Write out the entries below once more, exactly.

[start of Material to process]

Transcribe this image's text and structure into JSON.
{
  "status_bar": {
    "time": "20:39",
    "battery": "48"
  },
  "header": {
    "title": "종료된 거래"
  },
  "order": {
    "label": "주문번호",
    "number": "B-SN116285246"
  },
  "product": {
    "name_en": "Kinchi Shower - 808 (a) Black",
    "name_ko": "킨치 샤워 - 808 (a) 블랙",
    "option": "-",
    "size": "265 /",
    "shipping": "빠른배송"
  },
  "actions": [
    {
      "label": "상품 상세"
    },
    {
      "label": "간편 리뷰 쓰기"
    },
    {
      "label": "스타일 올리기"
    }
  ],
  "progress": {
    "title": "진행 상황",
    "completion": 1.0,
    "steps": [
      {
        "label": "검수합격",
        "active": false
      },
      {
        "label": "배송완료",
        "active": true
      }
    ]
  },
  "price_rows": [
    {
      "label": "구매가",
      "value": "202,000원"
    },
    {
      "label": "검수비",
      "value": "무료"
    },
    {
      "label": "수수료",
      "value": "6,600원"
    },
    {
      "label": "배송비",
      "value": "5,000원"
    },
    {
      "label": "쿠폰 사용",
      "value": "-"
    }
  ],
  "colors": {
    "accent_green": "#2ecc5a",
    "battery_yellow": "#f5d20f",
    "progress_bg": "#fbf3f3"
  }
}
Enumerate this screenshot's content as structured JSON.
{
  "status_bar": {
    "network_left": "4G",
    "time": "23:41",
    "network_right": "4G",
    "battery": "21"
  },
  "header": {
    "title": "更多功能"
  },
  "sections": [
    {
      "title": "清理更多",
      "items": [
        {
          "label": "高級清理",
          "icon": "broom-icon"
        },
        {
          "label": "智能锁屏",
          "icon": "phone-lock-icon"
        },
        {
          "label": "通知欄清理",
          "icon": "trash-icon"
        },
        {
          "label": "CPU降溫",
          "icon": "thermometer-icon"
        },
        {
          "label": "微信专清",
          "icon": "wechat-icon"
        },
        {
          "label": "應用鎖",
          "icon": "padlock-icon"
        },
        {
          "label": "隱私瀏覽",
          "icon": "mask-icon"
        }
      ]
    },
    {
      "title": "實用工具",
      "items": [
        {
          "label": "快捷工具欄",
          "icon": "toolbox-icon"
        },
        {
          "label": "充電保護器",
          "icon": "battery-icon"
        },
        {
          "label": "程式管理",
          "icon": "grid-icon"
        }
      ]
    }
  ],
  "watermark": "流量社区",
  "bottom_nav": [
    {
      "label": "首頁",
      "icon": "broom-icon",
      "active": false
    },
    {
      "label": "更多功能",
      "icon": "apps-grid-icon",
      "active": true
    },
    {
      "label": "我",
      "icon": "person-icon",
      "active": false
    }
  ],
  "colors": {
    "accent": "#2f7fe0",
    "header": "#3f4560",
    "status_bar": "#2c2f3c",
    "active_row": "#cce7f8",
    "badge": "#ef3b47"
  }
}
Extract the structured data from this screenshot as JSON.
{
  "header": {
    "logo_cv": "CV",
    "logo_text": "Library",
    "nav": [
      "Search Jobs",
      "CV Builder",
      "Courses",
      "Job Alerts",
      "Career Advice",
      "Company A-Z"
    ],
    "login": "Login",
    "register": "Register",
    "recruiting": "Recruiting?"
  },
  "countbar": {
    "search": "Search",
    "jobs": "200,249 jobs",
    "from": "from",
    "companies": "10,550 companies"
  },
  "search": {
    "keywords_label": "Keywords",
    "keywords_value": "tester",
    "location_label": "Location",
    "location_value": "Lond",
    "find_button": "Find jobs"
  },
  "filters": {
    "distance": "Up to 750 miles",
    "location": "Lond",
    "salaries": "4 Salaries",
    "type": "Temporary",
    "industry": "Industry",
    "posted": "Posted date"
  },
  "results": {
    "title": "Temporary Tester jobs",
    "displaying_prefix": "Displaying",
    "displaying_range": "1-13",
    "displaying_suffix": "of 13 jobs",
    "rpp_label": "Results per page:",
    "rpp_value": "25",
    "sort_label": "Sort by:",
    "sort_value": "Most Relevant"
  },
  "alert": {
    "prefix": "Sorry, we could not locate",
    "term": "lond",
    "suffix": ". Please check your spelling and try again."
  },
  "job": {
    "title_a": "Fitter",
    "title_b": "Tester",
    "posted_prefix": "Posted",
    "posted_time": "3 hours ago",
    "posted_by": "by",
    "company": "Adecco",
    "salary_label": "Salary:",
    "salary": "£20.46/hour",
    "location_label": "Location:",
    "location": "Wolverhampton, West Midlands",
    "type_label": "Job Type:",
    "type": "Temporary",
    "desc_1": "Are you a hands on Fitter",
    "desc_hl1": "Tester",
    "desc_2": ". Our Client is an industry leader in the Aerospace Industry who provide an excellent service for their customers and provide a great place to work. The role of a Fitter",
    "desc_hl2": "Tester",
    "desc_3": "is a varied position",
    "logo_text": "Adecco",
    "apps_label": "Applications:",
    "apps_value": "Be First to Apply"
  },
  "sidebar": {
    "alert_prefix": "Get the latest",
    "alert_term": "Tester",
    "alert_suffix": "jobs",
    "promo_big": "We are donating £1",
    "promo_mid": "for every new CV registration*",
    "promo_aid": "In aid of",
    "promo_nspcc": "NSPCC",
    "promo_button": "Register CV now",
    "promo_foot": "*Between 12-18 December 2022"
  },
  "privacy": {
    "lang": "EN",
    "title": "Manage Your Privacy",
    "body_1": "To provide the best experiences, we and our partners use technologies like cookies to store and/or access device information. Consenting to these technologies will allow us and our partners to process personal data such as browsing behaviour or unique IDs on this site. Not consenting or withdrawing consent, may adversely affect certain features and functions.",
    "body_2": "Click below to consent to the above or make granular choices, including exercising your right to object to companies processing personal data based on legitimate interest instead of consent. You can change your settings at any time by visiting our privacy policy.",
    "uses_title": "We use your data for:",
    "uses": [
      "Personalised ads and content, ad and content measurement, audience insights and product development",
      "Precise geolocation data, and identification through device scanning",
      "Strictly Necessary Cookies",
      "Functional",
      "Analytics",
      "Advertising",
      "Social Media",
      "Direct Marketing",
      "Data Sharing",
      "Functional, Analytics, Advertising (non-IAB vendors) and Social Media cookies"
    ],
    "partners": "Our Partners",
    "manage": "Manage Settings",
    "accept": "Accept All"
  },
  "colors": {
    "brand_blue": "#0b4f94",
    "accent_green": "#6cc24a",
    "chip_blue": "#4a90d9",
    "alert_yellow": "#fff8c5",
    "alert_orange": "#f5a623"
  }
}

[end of Material to process]

Worked answer.
Transcribe this image's text and structure into JSON.
{
  "status_bar": {
    "time": "20:39",
    "battery": "48"
  },
  "header": {
    "title": "종료된 거래"
  },
  "order": {
    "label": "주문번호",
    "number": "B-SN116285246"
  },
  "product": {
    "name_en": "Kinchi Shower - 808 (a) Black",
    "name_ko": "킨치 샤워 - 808 (a) 블랙",
    "option": "-",
    "size": "265 /",
    "shipping": "빠른배송"
  },
  "actions": [
    {
      "label": "상품 상세"
    },
    {
      "label": "간편 리뷰 쓰기"
    },
    {
      "label": "스타일 올리기"
    }
  ],
  "progress": {
    "title": "진행 상황",
    "completion": 1.0,
    "steps": [
      {
        "label": "검수합격",
        "active": false
      },
      {
        "label": "배송완료",
        "active": true
      }
    ]
  },
  "price_rows": [
    {
      "label": "구매가",
      "value": "202,000원"
    },
    {
      "label": "검수비",
      "value": "무료"
    },
    {
      "label": "수수료",
      "value": "6,600원"
    },
    {
      "label": "배송비",
      "value": "5,000원"
    },
    {
      "label": "쿠폰 사용",
      "value": "-"
    }
  ],
  "colors": {
    "accent_green": "#2ecc5a",
    "battery_yellow": "#f5d20f",
    "progress_bg": "#fbf3f3"
  }
}
Enumerate this screenshot's content as structured JSON.
{
  "status_bar": {
    "network_left": "4G",
    "time": "23:41",
    "network_right": "4G",
    "battery": "21"
  },
  "header": {
    "title": "更多功能"
  },
  "sections": [
    {
      "title": "清理更多",
      "items": [
        {
          "label": "高級清理",
          "icon": "broom-icon"
        },
        {
          "label": "智能锁屏",
          "icon": "phone-lock-icon"
        },
        {
          "label": "通知欄清理",
          "icon": "trash-icon"
        },
        {
          "label": "CPU降溫",
          "icon": "thermometer-icon"
        },
        {
          "label": "微信专清",
          "icon": "wechat-icon"
        },
        {
          "label": "應用鎖",
          "icon": "padlock-icon"
        },
        {
          "label": "隱私瀏覽",
          "icon": "mask-icon"
        }
      ]
    },
    {
      "title": "實用工具",
      "items": [
        {
          "label": "快捷工具欄",
          "icon": "toolbox-icon"
        },
        {
          "label": "充電保護器",
          "icon": "battery-icon"
        },
        {
          "label": "程式管理",
          "icon": "grid-icon"
        }
      ]
    }
  ],
  "watermark": "流量社区",
  "bottom_nav": [
    {
      "label": "首頁",
      "icon": "broom-icon",
      "active": false
    },
    {
      "label": "更多功能",
      "icon": "apps-grid-icon",
      "active": true
    },
    {
      "label": "我",
      "icon": "person-icon",
      "active": false
    }
  ],
  "colors": {
    "accent": "#2f7fe0",
    "header": "#3f4560",
    "status_bar": "#2c2f3c",
    "active_row": "#cce7f8",
    "badge": "#ef3b47"
  }
}
Extract the structured data from this screenshot as JSON.
{
  "header": {
    "logo_cv": "CV",
    "logo_text": "Library",
    "nav": [
      "Search Jobs",
      "CV Builder",
      "Courses",
      "Job Alerts",
      "Career Advice",
      "Company A-Z"
    ],
    "login": "Login",
    "register": "Register",
    "recruiting": "Recruiting?"
  },
  "countbar": {
    "search": "Search",
    "jobs": "200,249 jobs",
    "from": "from",
    "companies": "10,550 companies"
  },
  "search": {
    "keywords_label": "Keywords",
    "keywords_value": "tester",
    "location_label": "Location",
    "location_value": "Lond",
    "find_button": "Find jobs"
  },
  "filters": {
    "distance": "Up to 750 miles",
    "location": "Lond",
    "salaries": "4 Salaries",
    "type": "Temporary",
    "industry": "Industry",
    "posted": "Posted date"
  },
  "results": {
    "title": "Temporary Tester jobs",
    "displaying_prefix": "Displaying",
    "displaying_range": "1-13",
    "displaying_suffix": "of 13 jobs",
    "rpp_label": "Results per page:",
    "rpp_value": "25",
    "sort_label": "Sort by:",
    "sort_value": "Most Relevant"
  },
  "alert": {
    "prefix": "Sorry, we could not locate",
    "term": "lond",
    "suffix": ". Please check your spelling and try again."
  },
  "job": {
    "title_a": "Fitter",
    "title_b": "Tester",
    "posted_prefix": "Posted",
    "posted_time": "3 hours ago",
    "posted_by": "by",
    "company": "Adecco",
    "salary_label": "Salary:",
    "salary": "£20.46/hour",
    "location_label": "Location:",
    "location": "Wolverhampton, West Midlands",
    "type_label": "Job Type:",
    "type": "Temporary",
    "desc_1": "Are you a hands on Fitter",
    "desc_hl1": "Tester",
    "desc_2": ". Our Client is an industry leader in the Aerospace Industry who provide an excellent service for their customers and provide a great place to work. The role of a Fitter",
    "desc_hl2": "Tester",
    "desc_3": "is a varied position",
    "logo_text": "Adecco",
    "apps_label": "Applications:",
    "apps_value": "Be First to Apply"
  },
  "sidebar": {
    "alert_prefix": "Get the latest",
    "alert_term": "Tester",
    "alert_suffix": "jobs",
    "promo_big": "We are donating £1",
    "promo_mid": "for every new CV registration*",
    "promo_aid": "In aid of",
    "promo_nspcc": "NSPCC",
    "promo_button": "Register CV now",
    "promo_foot": "*Between 12-18 December 2022"
  },
  "privacy": {
    "lang": "EN",
    "title": "Manage Your Privacy",
    "body_1": "To provide the best experiences, we and our partners use technologies like cookies to store and/or access device information. Consenting to these technologies will allow us and our partners to process personal data such as browsing behaviour or unique IDs on this site. Not consenting or withdrawing consent, may adversely affect certain features and functions.",
    "body_2": "Click below to consent to the above or make granular choices, including exercising your right to object to companies processing personal data based on legitimate interest instead of consent. You can change your settings at any time by visiting our privacy policy.",
    "uses_title": "We use your data for:",
    "uses": [
      "Personalised ads and content, ad and content measurement, audience insights and product development",
      "Precise geolocation data, and identification through device scanning",
      "Strictly Necessary Cookies",
      "Functional",
      "Analytics",
      "Advertising",
      "Social Media",
      "Direct Marketing",
      "Data Sharing",
      "Functional, Analytics, Advertising (non-IAB vendors) and Social Media cookies"
    ],
    "partners": "Our Partners",
    "manage": "Manage Settings",
    "accept": "Accept All"
  },
  "colors": {
    "brand_blue": "#0b4f94",
    "accent_green": "#6cc24a",
    "chip_blue": "#4a90d9",
    "alert_yellow": "#fff8c5",
    "alert_orange": "#f5a623"
  }
}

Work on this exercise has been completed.